Exercise instructions: Below is a listing to transcribe in full and exactly; keep the pictures out.

Rows from a dataset:
:::::

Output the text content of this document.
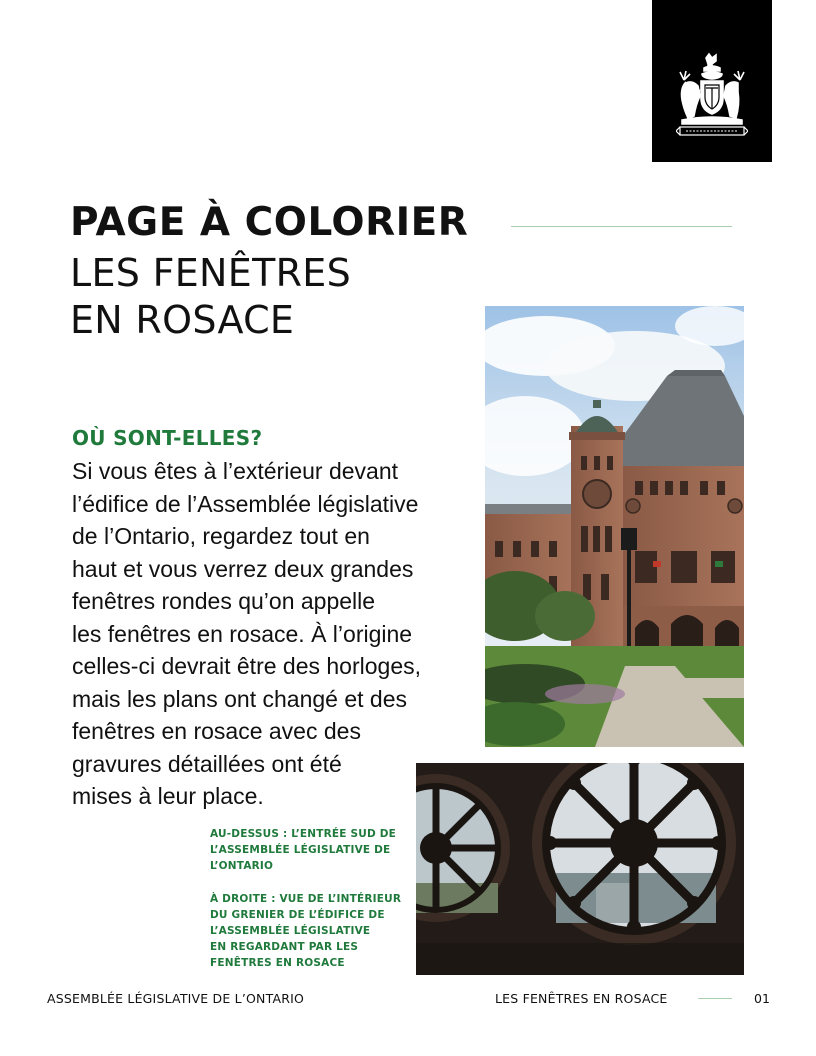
PAGE À COLORIER
LES FENÊTRES
EN ROSACE
OÙ SONT-ELLES?
Si vous êtes à l’extérieur devant
l’édifice de l’Assemblée législative
de l’Ontario, regardez tout en
haut et vous verrez deux grandes
fenêtres rondes qu’on appelle
les fenêtres en rosace. À l’origine
celles-ci devrait être des horloges,
mais les plans ont changé et des
fenêtres en rosace avec des
gravures détaillées ont été
mises à leur place.
AU-DESSUS : L’ENTRÉE SUD DE
L’ASSEMBLÉE LÉGISLATIVE DE
L’ONTARIO
À DROITE : VUE DE L’INTÉRIEUR
DU GRENIER DE L’ÉDIFICE DE
L’ASSEMBLÉE LÉGISLATIVE
EN REGARDANT PAR LES
FENÊTRES EN ROSACE
ASSEMBLÉE LÉGISLATIVE DE L’ONTARIO	LES FENÊTRES EN ROSACE	01
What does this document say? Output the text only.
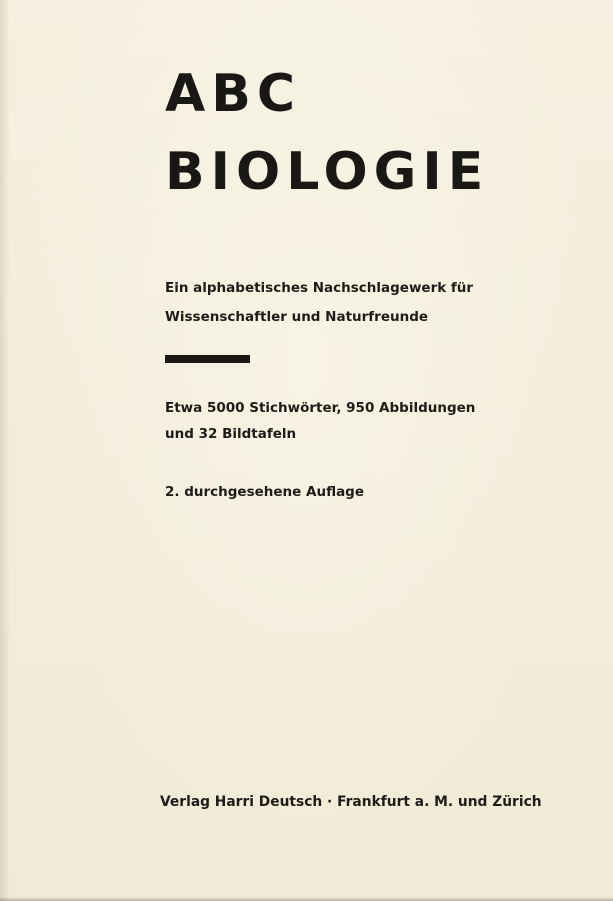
ABC
BIOLOGIE

Ein alphabetisches Nachschlagewerk für

Wissenschaftler und Naturfreunde

Etwa 5000 Stichwörter, 950 Abbildungen

und 32 Bildtafeln

2. durchgesehene Auflage

Verlag Harri Deutsch · Frankfurt a. M. und Zürich
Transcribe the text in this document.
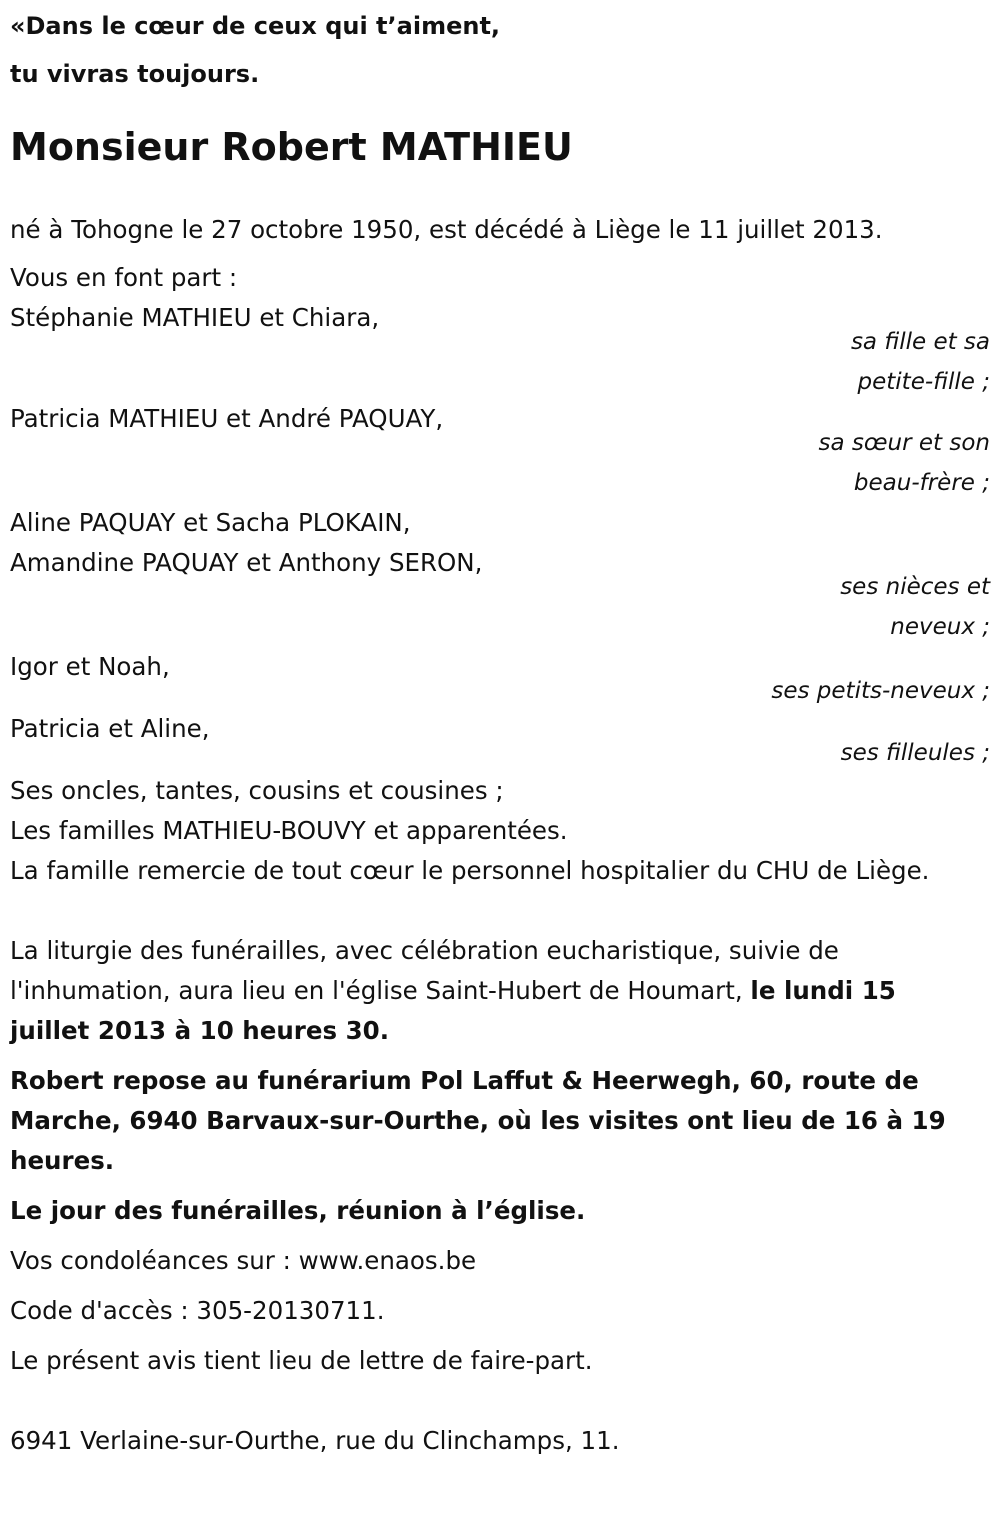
«Dans le cœur de ceux qui t’aiment,

tu vivras toujours.

Monsieur Robert MATHIEU

né à Tohogne le 27 octobre 1950, est décédé à Liège le 11 juillet 2013.

Vous en font part :

Stéphanie MATHIEU et Chiara,

sa fille et sa

petite-fille ;

Patricia MATHIEU et André PAQUAY,

sa sœur et son

beau-frère ;

Aline PAQUAY et Sacha PLOKAIN,

Amandine PAQUAY et Anthony SERON,

ses nièces et

neveux ;

Igor et Noah,

ses petits-neveux ;

Patricia et Aline,

ses filleules ;

Ses oncles, tantes, cousins et cousines ;

Les familles MATHIEU-BOUVY et apparentées.

La famille remercie de tout cœur le personnel hospitalier du CHU de Liège.

La liturgie des funérailles, avec célébration eucharistique, suivie de l'inhumation, aura lieu en l'église Saint-Hubert de Houmart, le lundi 15 juillet 2013 à 10 heures 30.

Robert repose au funérarium Pol Laffut & Heerwegh, 60, route de Marche, 6940 Barvaux-sur-Ourthe, où les visites ont lieu de 16 à 19 heures.

Le jour des funérailles, réunion à l’église.

Vos condoléances sur : www.enaos.be

Code d'accès : 305-20130711.

Le présent avis tient lieu de lettre de faire-part.

6941 Verlaine-sur-Ourthe, rue du Clinchamps, 11.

:::::

Exercise solution:
Output the text content of this document.
PAGE À COLORIER
LES FENÊTRES
EN ROSACE
OÙ SONT-ELLES?
Si vous êtes à l’extérieur devant
l’édifice de l’Assemblée législative
de l’Ontario, regardez tout en
haut et vous verrez deux grandes
fenêtres rondes qu’on appelle
les fenêtres en rosace. À l’origine
celles-ci devrait être des horloges,
mais les plans ont changé et des
fenêtres en rosace avec des
gravures détaillées ont été
mises à leur place.
AU-DESSUS : L’ENTRÉE SUD DE
L’ASSEMBLÉE LÉGISLATIVE DE
L’ONTARIO
À DROITE : VUE DE L’INTÉRIEUR
DU GRENIER DE L’ÉDIFICE DE
L’ASSEMBLÉE LÉGISLATIVE
EN REGARDANT PAR LES
FENÊTRES EN ROSACE
ASSEMBLÉE LÉGISLATIVE DE L’ONTARIO	LES FENÊTRES EN ROSACE	01
What does this document say? Output the text only.
ABC
BIOLOGIE

Ein alphabetisches Nachschlagewerk für

Wissenschaftler und Naturfreunde

Etwa 5000 Stichwörter, 950 Abbildungen

und 32 Bildtafeln

2. durchgesehene Auflage

Verlag Harri Deutsch · Frankfurt a. M. und Zürich
Transcribe the text in this document.
«Dans le cœur de ceux qui t’aiment,

tu vivras toujours.

Monsieur Robert MATHIEU

né à Tohogne le 27 octobre 1950, est décédé à Liège le 11 juillet 2013.

Vous en font part :

Stéphanie MATHIEU et Chiara,

sa fille et sa

petite-fille ;

Patricia MATHIEU et André PAQUAY,

sa sœur et son

beau-frère ;

Aline PAQUAY et Sacha PLOKAIN,

Amandine PAQUAY et Anthony SERON,

ses nièces et

neveux ;

Igor et Noah,

ses petits-neveux ;

Patricia et Aline,

ses filleules ;

Ses oncles, tantes, cousins et cousines ;

Les familles MATHIEU-BOUVY et apparentées.

La famille remercie de tout cœur le personnel hospitalier du CHU de Liège.

La liturgie des funérailles, avec célébration eucharistique, suivie de l'inhumation, aura lieu en l'église Saint-Hubert de Houmart, le lundi 15 juillet 2013 à 10 heures 30.

Robert repose au funérarium Pol Laffut & Heerwegh, 60, route de Marche, 6940 Barvaux-sur-Ourthe, où les visites ont lieu de 16 à 19 heures.

Le jour des funérailles, réunion à l’église.

Vos condoléances sur : www.enaos.be

Code d'accès : 305-20130711.

Le présent avis tient lieu de lettre de faire-part.

6941 Verlaine-sur-Ourthe, rue du Clinchamps, 11.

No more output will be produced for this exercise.